* Written problem: Check every line of the data below for the string "risk", and copy the ones that hold it.

* Supplied entries:
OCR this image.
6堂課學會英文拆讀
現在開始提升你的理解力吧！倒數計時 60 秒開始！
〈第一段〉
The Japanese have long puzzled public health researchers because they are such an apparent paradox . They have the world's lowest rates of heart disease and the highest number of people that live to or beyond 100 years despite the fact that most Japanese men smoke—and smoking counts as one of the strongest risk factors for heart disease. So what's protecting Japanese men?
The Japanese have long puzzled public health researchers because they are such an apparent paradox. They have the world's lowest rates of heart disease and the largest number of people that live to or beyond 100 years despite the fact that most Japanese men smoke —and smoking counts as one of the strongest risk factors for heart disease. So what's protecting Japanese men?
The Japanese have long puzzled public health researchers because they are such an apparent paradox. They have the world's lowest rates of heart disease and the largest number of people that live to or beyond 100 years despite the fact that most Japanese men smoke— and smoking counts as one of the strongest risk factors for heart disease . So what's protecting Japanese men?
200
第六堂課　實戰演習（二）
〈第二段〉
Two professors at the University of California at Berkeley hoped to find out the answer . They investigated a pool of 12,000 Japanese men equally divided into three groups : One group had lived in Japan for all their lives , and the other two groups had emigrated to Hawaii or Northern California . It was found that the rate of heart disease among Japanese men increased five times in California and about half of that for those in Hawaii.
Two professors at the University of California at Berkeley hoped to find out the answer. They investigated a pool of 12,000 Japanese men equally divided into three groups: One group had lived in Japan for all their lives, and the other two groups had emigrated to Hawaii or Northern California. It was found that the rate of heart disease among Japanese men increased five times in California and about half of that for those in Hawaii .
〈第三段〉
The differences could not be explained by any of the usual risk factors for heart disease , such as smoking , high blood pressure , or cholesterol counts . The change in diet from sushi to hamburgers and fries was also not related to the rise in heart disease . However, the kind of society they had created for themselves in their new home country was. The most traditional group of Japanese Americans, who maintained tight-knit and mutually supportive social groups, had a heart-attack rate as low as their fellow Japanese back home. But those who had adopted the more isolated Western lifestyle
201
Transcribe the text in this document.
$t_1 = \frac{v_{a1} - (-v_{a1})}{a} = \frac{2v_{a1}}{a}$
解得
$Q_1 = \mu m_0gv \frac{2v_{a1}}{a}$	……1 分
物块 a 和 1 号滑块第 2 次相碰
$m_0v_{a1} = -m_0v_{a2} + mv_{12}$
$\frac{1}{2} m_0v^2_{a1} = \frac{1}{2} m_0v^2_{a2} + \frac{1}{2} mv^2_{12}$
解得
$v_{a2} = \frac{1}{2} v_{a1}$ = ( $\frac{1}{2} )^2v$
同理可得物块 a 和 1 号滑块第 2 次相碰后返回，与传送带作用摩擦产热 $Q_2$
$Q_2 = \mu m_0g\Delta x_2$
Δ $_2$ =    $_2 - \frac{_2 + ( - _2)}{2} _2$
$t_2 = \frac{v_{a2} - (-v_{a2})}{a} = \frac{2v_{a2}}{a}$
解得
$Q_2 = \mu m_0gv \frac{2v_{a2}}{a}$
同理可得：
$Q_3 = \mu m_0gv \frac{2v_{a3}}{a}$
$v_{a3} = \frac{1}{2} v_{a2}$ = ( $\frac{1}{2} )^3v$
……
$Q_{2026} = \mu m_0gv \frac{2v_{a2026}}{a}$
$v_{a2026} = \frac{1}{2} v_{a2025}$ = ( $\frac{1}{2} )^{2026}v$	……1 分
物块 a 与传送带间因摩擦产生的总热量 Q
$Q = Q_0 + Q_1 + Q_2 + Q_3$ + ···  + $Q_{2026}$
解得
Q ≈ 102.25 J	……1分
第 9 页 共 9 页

* Complete response:
The Japanese have long puzzled public health researchers because they are such an apparent paradox . They have the world's lowest rates of heart disease and the highest number of people that live to or beyond 100 years despite the fact that most Japanese men smoke—and smoking counts as one of the strongest risk factors for heart disease. So what's protecting Japanese men?
The Japanese have long puzzled public health researchers because they are such an apparent paradox. They have the world's lowest rates of heart disease and the largest number of people that live to or beyond 100 years despite the fact that most Japanese men smoke —and smoking counts as one of the strongest risk factors for heart disease. So what's protecting Japanese men?
The Japanese have long puzzled public health researchers because they are such an apparent paradox. They have the world's lowest rates of heart disease and the largest number of people that live to or beyond 100 years despite the fact that most Japanese men smoke— and smoking counts as one of the strongest risk factors for heart disease . So what's protecting Japanese men?
The differences could not be explained by any of the usual risk factors for heart disease , such as smoking , high blood pressure , or cholesterol counts . The change in diet from sushi to hamburgers and fries was also not related to the rise in heart disease . However, the kind of society they had created for themselves in their new home country was. The most traditional group of Japanese Americans, who maintained tight-knit and mutually supportive social groups, had a heart-attack rate as low as their fellow Japanese back home. But those who had adopted the more isolated Western lifestyle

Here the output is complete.